-- START --

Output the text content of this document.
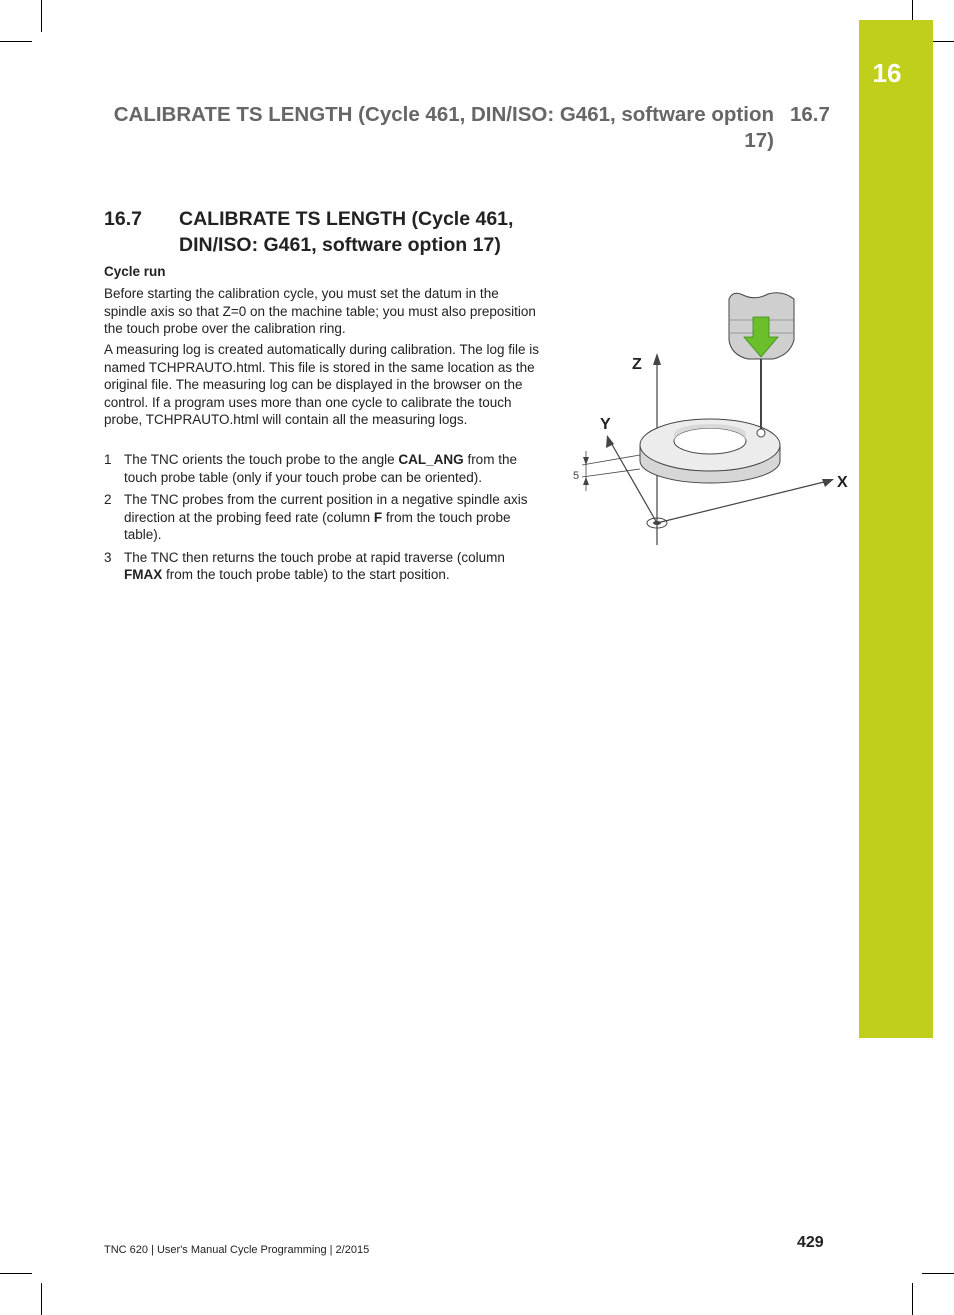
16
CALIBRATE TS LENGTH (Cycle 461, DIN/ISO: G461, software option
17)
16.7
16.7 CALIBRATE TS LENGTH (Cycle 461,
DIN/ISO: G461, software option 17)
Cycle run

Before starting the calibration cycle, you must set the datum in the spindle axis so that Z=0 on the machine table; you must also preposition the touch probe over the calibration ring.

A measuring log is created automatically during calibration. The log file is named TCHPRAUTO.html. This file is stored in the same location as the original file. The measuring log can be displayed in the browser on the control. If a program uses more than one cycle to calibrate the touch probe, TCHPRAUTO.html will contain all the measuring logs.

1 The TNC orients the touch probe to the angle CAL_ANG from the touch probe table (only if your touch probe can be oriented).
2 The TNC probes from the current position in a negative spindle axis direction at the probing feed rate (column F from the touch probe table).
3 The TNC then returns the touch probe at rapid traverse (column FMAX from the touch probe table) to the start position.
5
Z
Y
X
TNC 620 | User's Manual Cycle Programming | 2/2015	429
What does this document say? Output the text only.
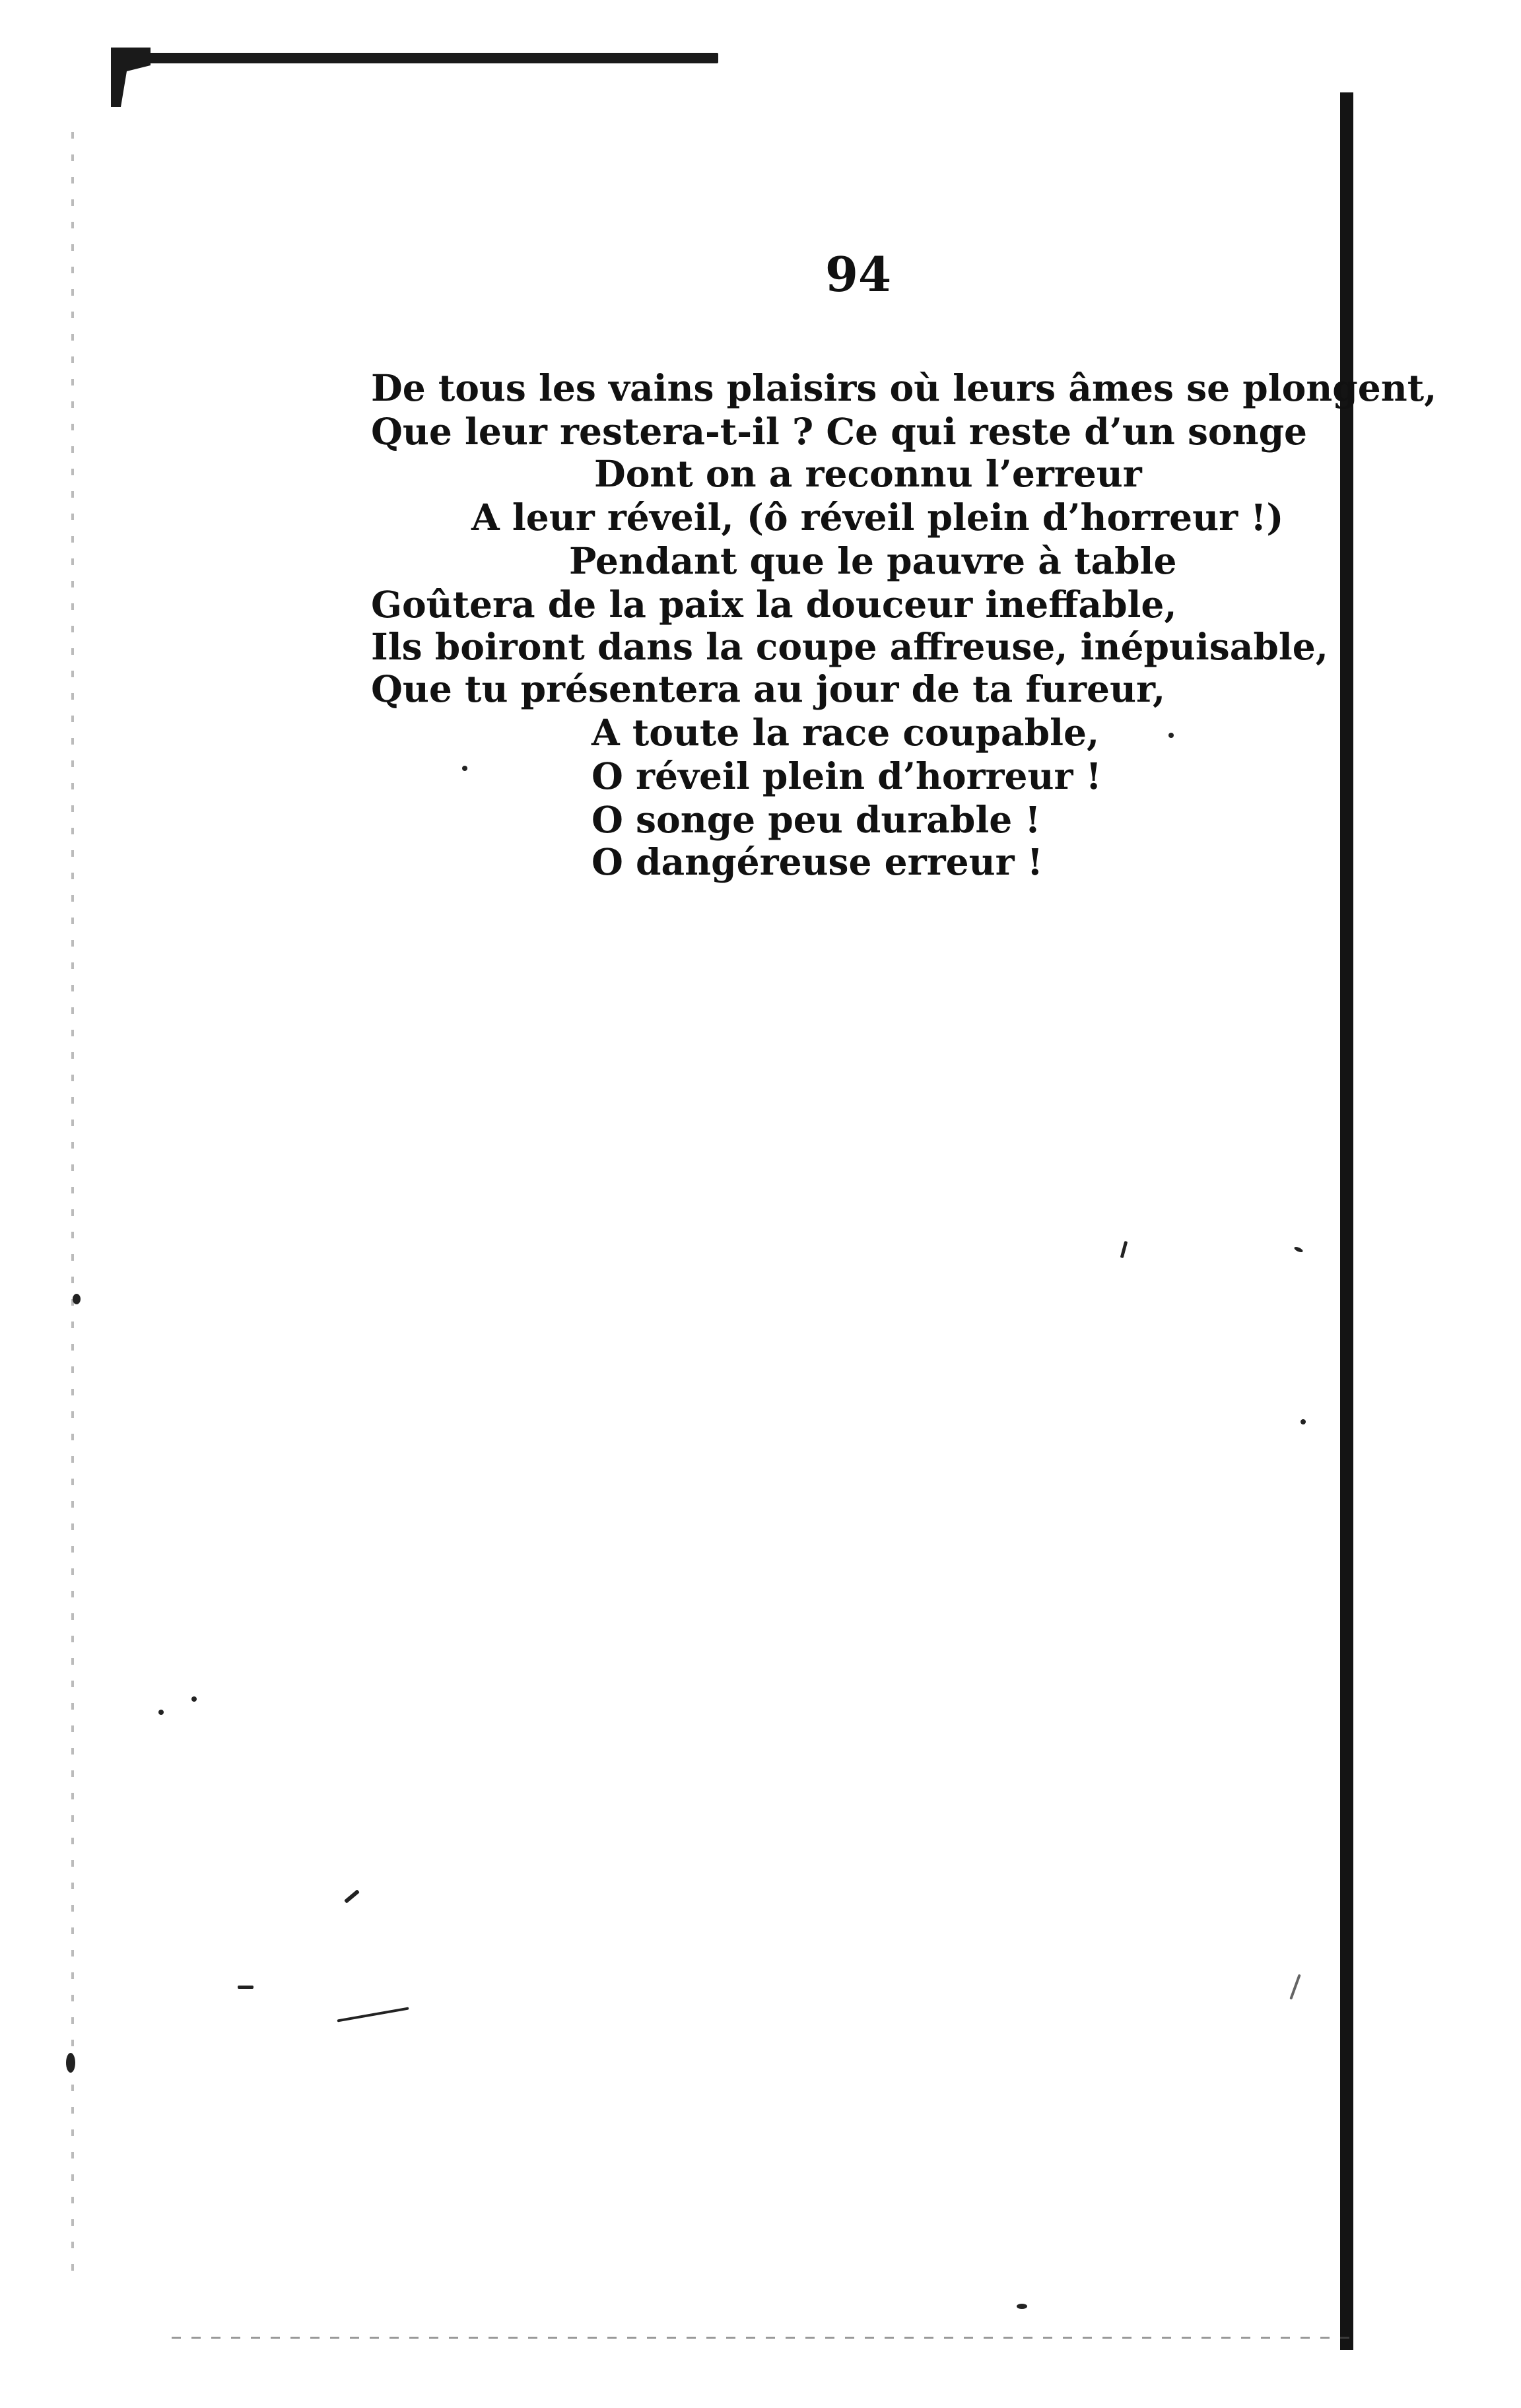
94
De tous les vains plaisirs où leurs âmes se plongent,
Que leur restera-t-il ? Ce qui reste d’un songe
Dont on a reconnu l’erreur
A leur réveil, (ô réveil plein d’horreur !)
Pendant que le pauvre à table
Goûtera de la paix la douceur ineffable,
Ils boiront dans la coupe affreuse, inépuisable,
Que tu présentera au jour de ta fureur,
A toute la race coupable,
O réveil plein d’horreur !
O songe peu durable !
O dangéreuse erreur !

-- END --

- [Description of the task] Repeat the records above exactly, omitting every picture.

- [Answer for the task]
Output the text content of this document.
16
CALIBRATE TS LENGTH (Cycle 461, DIN/ISO: G461, software option
17)
16.7
16.7 CALIBRATE TS LENGTH (Cycle 461,
DIN/ISO: G461, software option 17)
Cycle run

Before starting the calibration cycle, you must set the datum in the spindle axis so that Z=0 on the machine table; you must also preposition the touch probe over the calibration ring.

A measuring log is created automatically during calibration. The log file is named TCHPRAUTO.html. This file is stored in the same location as the original file. The measuring log can be displayed in the browser on the control. If a program uses more than one cycle to calibrate the touch probe, TCHPRAUTO.html will contain all the measuring logs.

1 The TNC orients the touch probe to the angle CAL_ANG from the touch probe table (only if your touch probe can be oriented).
2 The TNC probes from the current position in a negative spindle axis direction at the probing feed rate (column F from the touch probe table).
3 The TNC then returns the touch probe at rapid traverse (column FMAX from the touch probe table) to the start position.
5
Z
Y
X
TNC 620 | User's Manual Cycle Programming | 2/2015	429
What does this document say? Output the text only.
94
De tous les vains plaisirs où leurs âmes se plongent,
Que leur restera-t-il ? Ce qui reste d’un songe
Dont on a reconnu l’erreur
A leur réveil, (ô réveil plein d’horreur !)
Pendant que le pauvre à table
Goûtera de la paix la douceur ineffable,
Ils boiront dans la coupe affreuse, inépuisable,
Que tu présentera au jour de ta fureur,
A toute la race coupable,
O réveil plein d’horreur !
O songe peu durable !
O dangéreuse erreur !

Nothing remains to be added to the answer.